## Data for this exercise:
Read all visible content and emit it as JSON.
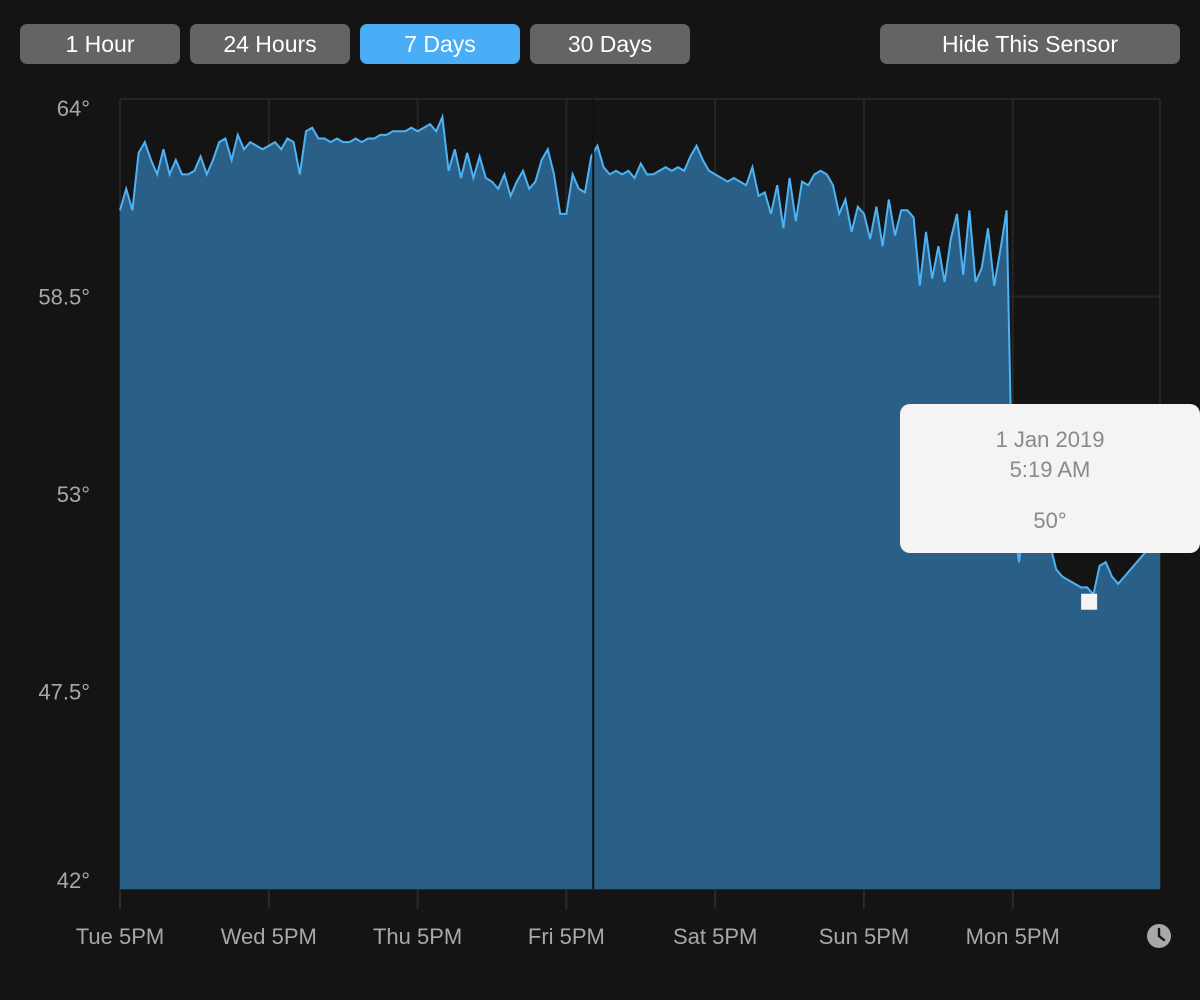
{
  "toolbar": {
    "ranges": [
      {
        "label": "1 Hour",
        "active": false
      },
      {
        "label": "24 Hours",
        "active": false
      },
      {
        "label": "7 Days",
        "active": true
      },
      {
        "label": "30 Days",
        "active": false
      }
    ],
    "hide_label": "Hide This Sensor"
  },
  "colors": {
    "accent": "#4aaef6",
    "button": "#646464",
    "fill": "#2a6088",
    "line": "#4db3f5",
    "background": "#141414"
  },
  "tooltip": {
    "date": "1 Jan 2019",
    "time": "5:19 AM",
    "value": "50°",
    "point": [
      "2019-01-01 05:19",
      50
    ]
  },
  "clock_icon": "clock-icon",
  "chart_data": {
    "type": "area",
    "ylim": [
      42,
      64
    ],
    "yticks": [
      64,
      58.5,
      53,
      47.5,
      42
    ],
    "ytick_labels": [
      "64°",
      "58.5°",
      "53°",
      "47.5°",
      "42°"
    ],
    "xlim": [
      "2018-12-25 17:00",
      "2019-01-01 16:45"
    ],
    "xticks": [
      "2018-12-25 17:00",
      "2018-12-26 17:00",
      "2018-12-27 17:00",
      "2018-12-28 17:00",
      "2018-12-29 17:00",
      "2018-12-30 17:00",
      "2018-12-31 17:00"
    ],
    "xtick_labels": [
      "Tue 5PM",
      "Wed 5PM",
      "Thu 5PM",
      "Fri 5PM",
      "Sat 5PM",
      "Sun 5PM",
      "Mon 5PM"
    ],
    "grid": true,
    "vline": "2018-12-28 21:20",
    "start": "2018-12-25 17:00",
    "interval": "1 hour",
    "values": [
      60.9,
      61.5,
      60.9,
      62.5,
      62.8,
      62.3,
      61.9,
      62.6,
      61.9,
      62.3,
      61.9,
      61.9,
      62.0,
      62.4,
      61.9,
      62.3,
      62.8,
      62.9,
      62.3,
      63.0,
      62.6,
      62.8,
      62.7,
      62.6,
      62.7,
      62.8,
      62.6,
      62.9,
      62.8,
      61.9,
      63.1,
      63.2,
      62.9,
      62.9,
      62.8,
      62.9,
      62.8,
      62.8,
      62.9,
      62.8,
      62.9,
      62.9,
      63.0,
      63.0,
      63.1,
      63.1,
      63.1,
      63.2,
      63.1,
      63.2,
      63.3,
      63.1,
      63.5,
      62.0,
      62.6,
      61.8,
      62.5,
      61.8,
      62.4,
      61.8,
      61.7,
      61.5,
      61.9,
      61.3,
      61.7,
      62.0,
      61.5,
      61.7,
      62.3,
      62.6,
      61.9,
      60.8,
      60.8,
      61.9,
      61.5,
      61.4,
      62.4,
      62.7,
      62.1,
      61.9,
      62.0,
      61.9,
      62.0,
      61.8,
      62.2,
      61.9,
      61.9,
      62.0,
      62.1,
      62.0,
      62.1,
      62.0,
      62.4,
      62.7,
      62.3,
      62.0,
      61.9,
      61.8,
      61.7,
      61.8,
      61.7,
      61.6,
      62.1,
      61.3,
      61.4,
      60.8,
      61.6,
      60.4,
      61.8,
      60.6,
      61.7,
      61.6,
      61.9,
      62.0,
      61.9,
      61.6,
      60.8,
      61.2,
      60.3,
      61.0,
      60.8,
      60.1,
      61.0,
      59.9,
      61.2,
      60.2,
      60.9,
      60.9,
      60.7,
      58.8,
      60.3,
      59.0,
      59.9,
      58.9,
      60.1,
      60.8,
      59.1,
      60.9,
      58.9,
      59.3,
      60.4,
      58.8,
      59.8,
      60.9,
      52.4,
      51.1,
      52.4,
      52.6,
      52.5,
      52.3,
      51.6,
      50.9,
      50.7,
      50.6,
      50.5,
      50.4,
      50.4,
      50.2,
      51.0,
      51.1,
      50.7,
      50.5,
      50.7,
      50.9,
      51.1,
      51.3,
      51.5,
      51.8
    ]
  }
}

## Aim:
Return each line from the material above exactly, but not the pictures.

## Output for this exercise:
Read all visible content and emit it as JSON.
{
  "toolbar": {
    "ranges": [
      {
        "label": "1 Hour",
        "active": false
      },
      {
        "label": "24 Hours",
        "active": false
      },
      {
        "label": "7 Days",
        "active": true
      },
      {
        "label": "30 Days",
        "active": false
      }
    ],
    "hide_label": "Hide This Sensor"
  },
  "colors": {
    "accent": "#4aaef6",
    "button": "#646464",
    "fill": "#2a6088",
    "line": "#4db3f5",
    "background": "#141414"
  },
  "tooltip": {
    "date": "1 Jan 2019",
    "time": "5:19 AM",
    "value": "50°",
    "point": [
      "2019-01-01 05:19",
      50
    ]
  },
  "clock_icon": "clock-icon",
  "chart_data": {
    "type": "area",
    "ylim": [
      42,
      64
    ],
    "yticks": [
      64,
      58.5,
      53,
      47.5,
      42
    ],
    "ytick_labels": [
      "64°",
      "58.5°",
      "53°",
      "47.5°",
      "42°"
    ],
    "xlim": [
      "2018-12-25 17:00",
      "2019-01-01 16:45"
    ],
    "xticks": [
      "2018-12-25 17:00",
      "2018-12-26 17:00",
      "2018-12-27 17:00",
      "2018-12-28 17:00",
      "2018-12-29 17:00",
      "2018-12-30 17:00",
      "2018-12-31 17:00"
    ],
    "xtick_labels": [
      "Tue 5PM",
      "Wed 5PM",
      "Thu 5PM",
      "Fri 5PM",
      "Sat 5PM",
      "Sun 5PM",
      "Mon 5PM"
    ],
    "grid": true,
    "vline": "2018-12-28 21:20",
    "start": "2018-12-25 17:00",
    "interval": "1 hour",
    "values": [
      60.9,
      61.5,
      60.9,
      62.5,
      62.8,
      62.3,
      61.9,
      62.6,
      61.9,
      62.3,
      61.9,
      61.9,
      62.0,
      62.4,
      61.9,
      62.3,
      62.8,
      62.9,
      62.3,
      63.0,
      62.6,
      62.8,
      62.7,
      62.6,
      62.7,
      62.8,
      62.6,
      62.9,
      62.8,
      61.9,
      63.1,
      63.2,
      62.9,
      62.9,
      62.8,
      62.9,
      62.8,
      62.8,
      62.9,
      62.8,
      62.9,
      62.9,
      63.0,
      63.0,
      63.1,
      63.1,
      63.1,
      63.2,
      63.1,
      63.2,
      63.3,
      63.1,
      63.5,
      62.0,
      62.6,
      61.8,
      62.5,
      61.8,
      62.4,
      61.8,
      61.7,
      61.5,
      61.9,
      61.3,
      61.7,
      62.0,
      61.5,
      61.7,
      62.3,
      62.6,
      61.9,
      60.8,
      60.8,
      61.9,
      61.5,
      61.4,
      62.4,
      62.7,
      62.1,
      61.9,
      62.0,
      61.9,
      62.0,
      61.8,
      62.2,
      61.9,
      61.9,
      62.0,
      62.1,
      62.0,
      62.1,
      62.0,
      62.4,
      62.7,
      62.3,
      62.0,
      61.9,
      61.8,
      61.7,
      61.8,
      61.7,
      61.6,
      62.1,
      61.3,
      61.4,
      60.8,
      61.6,
      60.4,
      61.8,
      60.6,
      61.7,
      61.6,
      61.9,
      62.0,
      61.9,
      61.6,
      60.8,
      61.2,
      60.3,
      61.0,
      60.8,
      60.1,
      61.0,
      59.9,
      61.2,
      60.2,
      60.9,
      60.9,
      60.7,
      58.8,
      60.3,
      59.0,
      59.9,
      58.9,
      60.1,
      60.8,
      59.1,
      60.9,
      58.9,
      59.3,
      60.4,
      58.8,
      59.8,
      60.9,
      52.4,
      51.1,
      52.4,
      52.6,
      52.5,
      52.3,
      51.6,
      50.9,
      50.7,
      50.6,
      50.5,
      50.4,
      50.4,
      50.2,
      51.0,
      51.1,
      50.7,
      50.5,
      50.7,
      50.9,
      51.1,
      51.3,
      51.5,
      51.8
    ]
  }
}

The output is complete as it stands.